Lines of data
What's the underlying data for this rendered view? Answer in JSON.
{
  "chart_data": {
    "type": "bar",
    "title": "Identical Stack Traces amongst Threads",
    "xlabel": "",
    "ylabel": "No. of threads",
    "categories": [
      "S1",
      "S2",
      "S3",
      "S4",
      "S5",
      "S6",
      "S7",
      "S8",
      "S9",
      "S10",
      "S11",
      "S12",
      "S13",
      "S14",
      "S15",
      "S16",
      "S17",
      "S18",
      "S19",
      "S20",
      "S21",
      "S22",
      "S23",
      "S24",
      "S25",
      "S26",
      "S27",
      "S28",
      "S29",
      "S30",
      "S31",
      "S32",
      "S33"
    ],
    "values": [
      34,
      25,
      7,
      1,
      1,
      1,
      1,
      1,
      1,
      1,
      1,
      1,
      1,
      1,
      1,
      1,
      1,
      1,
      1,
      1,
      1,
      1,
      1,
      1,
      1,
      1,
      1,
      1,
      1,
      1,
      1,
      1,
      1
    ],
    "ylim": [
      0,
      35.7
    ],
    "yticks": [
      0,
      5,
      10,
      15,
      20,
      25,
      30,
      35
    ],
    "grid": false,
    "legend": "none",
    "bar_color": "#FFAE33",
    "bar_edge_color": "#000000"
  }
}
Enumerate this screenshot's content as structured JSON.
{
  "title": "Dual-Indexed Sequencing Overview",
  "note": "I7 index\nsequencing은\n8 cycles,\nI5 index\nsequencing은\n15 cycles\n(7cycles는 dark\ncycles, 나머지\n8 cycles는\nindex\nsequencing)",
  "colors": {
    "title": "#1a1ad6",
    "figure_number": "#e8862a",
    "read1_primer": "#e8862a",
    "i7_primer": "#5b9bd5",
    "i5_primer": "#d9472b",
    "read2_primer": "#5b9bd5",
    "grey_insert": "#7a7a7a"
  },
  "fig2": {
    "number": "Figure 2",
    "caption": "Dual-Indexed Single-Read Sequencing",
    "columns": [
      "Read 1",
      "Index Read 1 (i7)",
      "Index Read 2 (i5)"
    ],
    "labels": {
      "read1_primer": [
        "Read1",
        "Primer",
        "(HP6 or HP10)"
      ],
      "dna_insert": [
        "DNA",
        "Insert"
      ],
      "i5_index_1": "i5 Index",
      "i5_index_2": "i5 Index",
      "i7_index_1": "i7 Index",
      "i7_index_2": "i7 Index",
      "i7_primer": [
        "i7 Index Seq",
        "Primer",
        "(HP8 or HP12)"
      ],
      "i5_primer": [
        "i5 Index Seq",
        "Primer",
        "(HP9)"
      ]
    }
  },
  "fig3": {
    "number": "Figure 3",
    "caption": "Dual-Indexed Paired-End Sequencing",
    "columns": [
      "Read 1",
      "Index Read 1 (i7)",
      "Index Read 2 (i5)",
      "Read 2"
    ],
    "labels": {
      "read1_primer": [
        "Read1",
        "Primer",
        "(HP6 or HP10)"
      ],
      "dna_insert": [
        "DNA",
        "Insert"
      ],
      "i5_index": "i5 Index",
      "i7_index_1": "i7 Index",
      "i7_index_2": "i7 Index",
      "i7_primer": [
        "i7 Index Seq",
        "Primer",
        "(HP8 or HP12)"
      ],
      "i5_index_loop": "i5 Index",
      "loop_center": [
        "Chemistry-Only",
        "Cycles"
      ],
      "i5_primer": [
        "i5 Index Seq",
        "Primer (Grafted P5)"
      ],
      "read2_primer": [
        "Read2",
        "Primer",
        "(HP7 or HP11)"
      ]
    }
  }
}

What is expected:
From the listing above, extract every line exactly as it stands.

Output for this task:
What's the underlying data for this rendered view? Answer in JSON.
{
  "chart_data": {
    "type": "bar",
    "title": "Identical Stack Traces amongst Threads",
    "xlabel": "",
    "ylabel": "No. of threads",
    "categories": [
      "S1",
      "S2",
      "S3",
      "S4",
      "S5",
      "S6",
      "S7",
      "S8",
      "S9",
      "S10",
      "S11",
      "S12",
      "S13",
      "S14",
      "S15",
      "S16",
      "S17",
      "S18",
      "S19",
      "S20",
      "S21",
      "S22",
      "S23",
      "S24",
      "S25",
      "S26",
      "S27",
      "S28",
      "S29",
      "S30",
      "S31",
      "S32",
      "S33"
    ],
    "values": [
      34,
      25,
      7,
      1,
      1,
      1,
      1,
      1,
      1,
      1,
      1,
      1,
      1,
      1,
      1,
      1,
      1,
      1,
      1,
      1,
      1,
      1,
      1,
      1,
      1,
      1,
      1,
      1,
      1,
      1,
      1,
      1,
      1
    ],
    "ylim": [
      0,
      35.7
    ],
    "yticks": [
      0,
      5,
      10,
      15,
      20,
      25,
      30,
      35
    ],
    "grid": false,
    "legend": "none",
    "bar_color": "#FFAE33",
    "bar_edge_color": "#000000"
  }
}
Enumerate this screenshot's content as structured JSON.
{
  "title": "Dual-Indexed Sequencing Overview",
  "note": "I7 index\nsequencing은\n8 cycles,\nI5 index\nsequencing은\n15 cycles\n(7cycles는 dark\ncycles, 나머지\n8 cycles는\nindex\nsequencing)",
  "colors": {
    "title": "#1a1ad6",
    "figure_number": "#e8862a",
    "read1_primer": "#e8862a",
    "i7_primer": "#5b9bd5",
    "i5_primer": "#d9472b",
    "read2_primer": "#5b9bd5",
    "grey_insert": "#7a7a7a"
  },
  "fig2": {
    "number": "Figure 2",
    "caption": "Dual-Indexed Single-Read Sequencing",
    "columns": [
      "Read 1",
      "Index Read 1 (i7)",
      "Index Read 2 (i5)"
    ],
    "labels": {
      "read1_primer": [
        "Read1",
        "Primer",
        "(HP6 or HP10)"
      ],
      "dna_insert": [
        "DNA",
        "Insert"
      ],
      "i5_index_1": "i5 Index",
      "i5_index_2": "i5 Index",
      "i7_index_1": "i7 Index",
      "i7_index_2": "i7 Index",
      "i7_primer": [
        "i7 Index Seq",
        "Primer",
        "(HP8 or HP12)"
      ],
      "i5_primer": [
        "i5 Index Seq",
        "Primer",
        "(HP9)"
      ]
    }
  },
  "fig3": {
    "number": "Figure 3",
    "caption": "Dual-Indexed Paired-End Sequencing",
    "columns": [
      "Read 1",
      "Index Read 1 (i7)",
      "Index Read 2 (i5)",
      "Read 2"
    ],
    "labels": {
      "read1_primer": [
        "Read1",
        "Primer",
        "(HP6 or HP10)"
      ],
      "dna_insert": [
        "DNA",
        "Insert"
      ],
      "i5_index": "i5 Index",
      "i7_index_1": "i7 Index",
      "i7_index_2": "i7 Index",
      "i7_primer": [
        "i7 Index Seq",
        "Primer",
        "(HP8 or HP12)"
      ],
      "i5_index_loop": "i5 Index",
      "loop_center": [
        "Chemistry-Only",
        "Cycles"
      ],
      "i5_primer": [
        "i5 Index Seq",
        "Primer (Grafted P5)"
      ],
      "read2_primer": [
        "Read2",
        "Primer",
        "(HP7 or HP11)"
      ]
    }
  }
}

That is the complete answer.